Copy every line of the entries that includes the word "شهادات".

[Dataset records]
** START **

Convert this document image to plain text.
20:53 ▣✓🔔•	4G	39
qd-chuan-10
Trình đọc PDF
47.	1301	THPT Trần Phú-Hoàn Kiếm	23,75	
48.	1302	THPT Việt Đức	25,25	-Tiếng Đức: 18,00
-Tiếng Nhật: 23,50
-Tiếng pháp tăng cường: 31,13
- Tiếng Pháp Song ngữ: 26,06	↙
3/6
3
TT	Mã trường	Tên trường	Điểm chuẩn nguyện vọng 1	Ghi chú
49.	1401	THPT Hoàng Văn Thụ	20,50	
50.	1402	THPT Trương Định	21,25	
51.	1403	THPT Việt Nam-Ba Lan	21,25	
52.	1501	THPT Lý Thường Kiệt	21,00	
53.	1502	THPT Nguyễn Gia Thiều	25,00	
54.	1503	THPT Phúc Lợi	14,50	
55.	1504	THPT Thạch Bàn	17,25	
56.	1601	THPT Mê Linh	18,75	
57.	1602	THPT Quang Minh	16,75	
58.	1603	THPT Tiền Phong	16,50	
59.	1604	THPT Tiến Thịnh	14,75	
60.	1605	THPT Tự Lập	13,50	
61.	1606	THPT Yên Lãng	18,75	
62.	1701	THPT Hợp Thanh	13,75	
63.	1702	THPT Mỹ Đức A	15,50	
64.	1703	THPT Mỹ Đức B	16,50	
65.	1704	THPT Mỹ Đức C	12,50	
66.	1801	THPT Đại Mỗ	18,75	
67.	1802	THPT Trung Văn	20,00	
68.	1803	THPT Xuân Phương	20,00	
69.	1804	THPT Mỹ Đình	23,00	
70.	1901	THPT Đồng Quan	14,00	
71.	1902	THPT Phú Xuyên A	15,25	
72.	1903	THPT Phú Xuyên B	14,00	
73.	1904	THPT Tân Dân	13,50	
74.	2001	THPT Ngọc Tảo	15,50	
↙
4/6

** END **
** START **

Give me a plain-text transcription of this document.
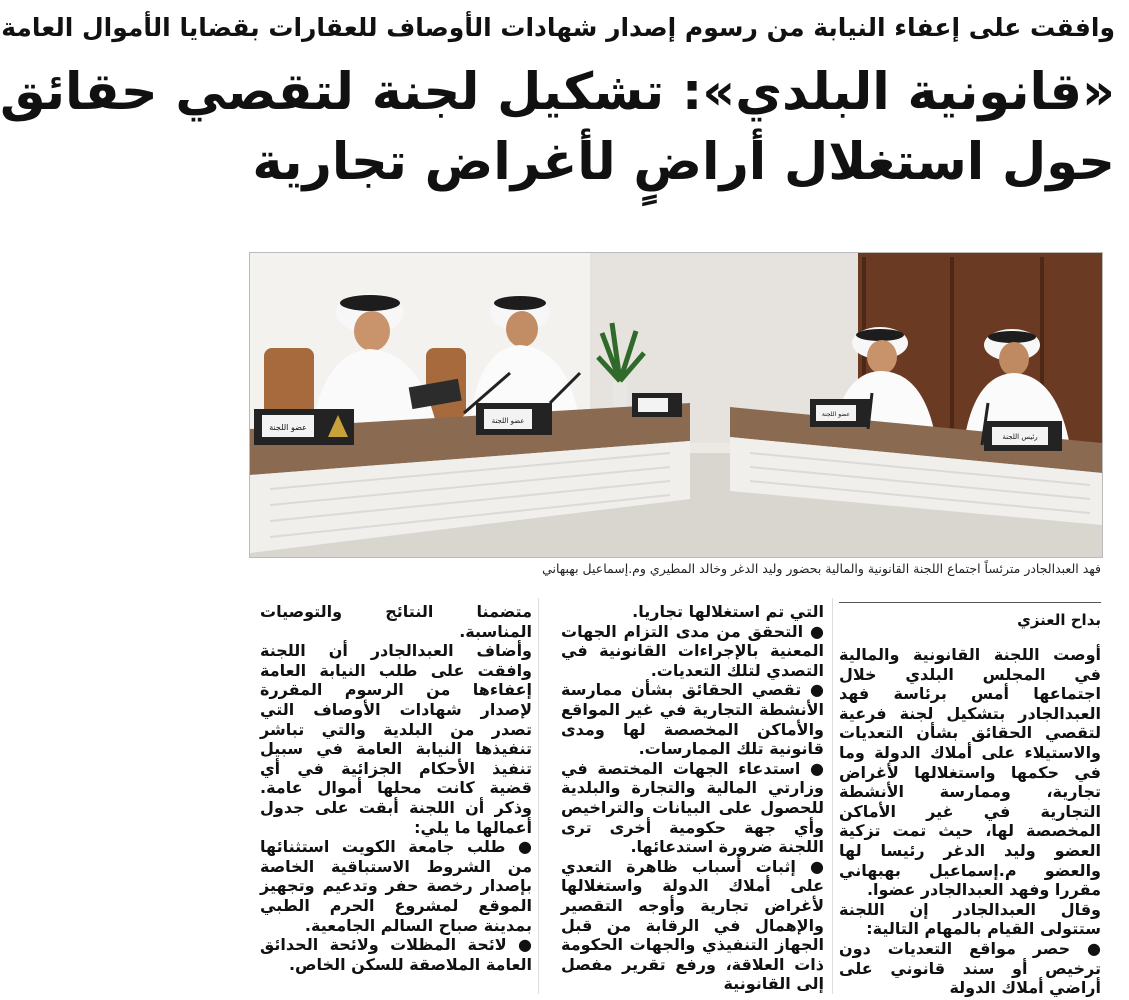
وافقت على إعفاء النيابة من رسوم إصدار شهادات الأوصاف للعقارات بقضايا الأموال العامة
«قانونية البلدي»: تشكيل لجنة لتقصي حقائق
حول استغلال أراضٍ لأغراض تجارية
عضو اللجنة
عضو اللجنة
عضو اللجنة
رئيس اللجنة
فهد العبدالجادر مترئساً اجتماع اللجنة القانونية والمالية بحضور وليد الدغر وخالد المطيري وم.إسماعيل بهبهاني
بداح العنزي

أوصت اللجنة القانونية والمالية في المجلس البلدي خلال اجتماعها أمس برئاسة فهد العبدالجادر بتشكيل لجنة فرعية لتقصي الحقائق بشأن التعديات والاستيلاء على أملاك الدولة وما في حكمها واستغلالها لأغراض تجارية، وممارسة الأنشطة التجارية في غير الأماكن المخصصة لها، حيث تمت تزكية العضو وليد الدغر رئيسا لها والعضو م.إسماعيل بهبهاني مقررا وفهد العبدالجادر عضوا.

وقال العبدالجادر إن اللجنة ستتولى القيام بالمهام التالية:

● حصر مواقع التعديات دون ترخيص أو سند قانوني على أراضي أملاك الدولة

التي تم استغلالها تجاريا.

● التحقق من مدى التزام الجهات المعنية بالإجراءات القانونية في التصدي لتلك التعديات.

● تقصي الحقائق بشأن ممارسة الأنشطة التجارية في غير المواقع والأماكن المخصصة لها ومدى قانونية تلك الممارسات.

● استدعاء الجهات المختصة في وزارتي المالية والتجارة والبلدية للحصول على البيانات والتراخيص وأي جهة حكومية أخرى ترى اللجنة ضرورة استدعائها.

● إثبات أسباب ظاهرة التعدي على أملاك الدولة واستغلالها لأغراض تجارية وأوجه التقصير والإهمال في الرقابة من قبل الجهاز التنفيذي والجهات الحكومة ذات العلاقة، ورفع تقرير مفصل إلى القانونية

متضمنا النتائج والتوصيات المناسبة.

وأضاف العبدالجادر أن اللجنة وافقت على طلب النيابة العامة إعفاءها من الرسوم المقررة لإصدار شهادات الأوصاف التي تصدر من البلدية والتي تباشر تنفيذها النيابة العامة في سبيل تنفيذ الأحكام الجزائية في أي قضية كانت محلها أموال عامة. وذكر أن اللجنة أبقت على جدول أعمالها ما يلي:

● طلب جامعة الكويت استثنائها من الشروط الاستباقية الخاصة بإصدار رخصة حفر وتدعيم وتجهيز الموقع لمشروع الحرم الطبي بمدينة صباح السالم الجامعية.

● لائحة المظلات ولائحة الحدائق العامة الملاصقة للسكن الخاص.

** END **
** START **

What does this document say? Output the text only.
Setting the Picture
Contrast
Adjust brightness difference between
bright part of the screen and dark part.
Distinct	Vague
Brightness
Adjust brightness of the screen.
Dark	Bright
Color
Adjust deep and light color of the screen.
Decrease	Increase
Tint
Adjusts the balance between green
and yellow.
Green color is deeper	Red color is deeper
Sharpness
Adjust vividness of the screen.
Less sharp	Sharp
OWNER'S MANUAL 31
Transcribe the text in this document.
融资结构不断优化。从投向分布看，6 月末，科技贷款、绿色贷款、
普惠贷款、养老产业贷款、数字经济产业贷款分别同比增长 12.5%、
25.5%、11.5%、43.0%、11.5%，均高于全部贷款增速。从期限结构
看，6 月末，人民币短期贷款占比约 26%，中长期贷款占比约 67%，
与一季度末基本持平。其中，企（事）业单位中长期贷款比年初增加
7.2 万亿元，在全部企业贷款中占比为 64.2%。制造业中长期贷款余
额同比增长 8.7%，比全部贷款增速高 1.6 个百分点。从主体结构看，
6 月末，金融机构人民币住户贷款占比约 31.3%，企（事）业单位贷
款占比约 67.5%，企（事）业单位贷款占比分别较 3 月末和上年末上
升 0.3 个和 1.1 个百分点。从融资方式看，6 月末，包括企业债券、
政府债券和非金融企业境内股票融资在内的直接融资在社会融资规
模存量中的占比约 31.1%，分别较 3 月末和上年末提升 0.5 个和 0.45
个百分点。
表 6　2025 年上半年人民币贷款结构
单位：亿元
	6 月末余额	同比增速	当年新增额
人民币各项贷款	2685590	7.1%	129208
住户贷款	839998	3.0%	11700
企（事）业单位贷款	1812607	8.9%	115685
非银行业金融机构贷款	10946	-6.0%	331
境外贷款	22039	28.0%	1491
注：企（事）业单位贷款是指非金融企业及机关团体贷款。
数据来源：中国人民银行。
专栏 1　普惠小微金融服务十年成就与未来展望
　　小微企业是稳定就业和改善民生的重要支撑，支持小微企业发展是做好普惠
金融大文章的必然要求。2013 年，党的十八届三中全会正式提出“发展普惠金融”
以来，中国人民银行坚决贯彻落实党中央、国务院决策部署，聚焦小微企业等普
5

** END **

• Result below
وافقت على إعفاء النيابة من رسوم إصدار شهادات الأوصاف للعقارات بقضايا الأموال العامة
وأضاف العبدالجادر أن اللجنة وافقت على طلب النيابة العامة إعفاءها من الرسوم المقررة لإصدار شهادات الأوصاف التي تصدر من البلدية والتي تباشر تنفيذها النيابة العامة في سبيل تنفيذ الأحكام الجزائية في أي قضية كانت محلها أموال عامة. وذكر أن اللجنة أبقت على جدول أعمالها ما يلي:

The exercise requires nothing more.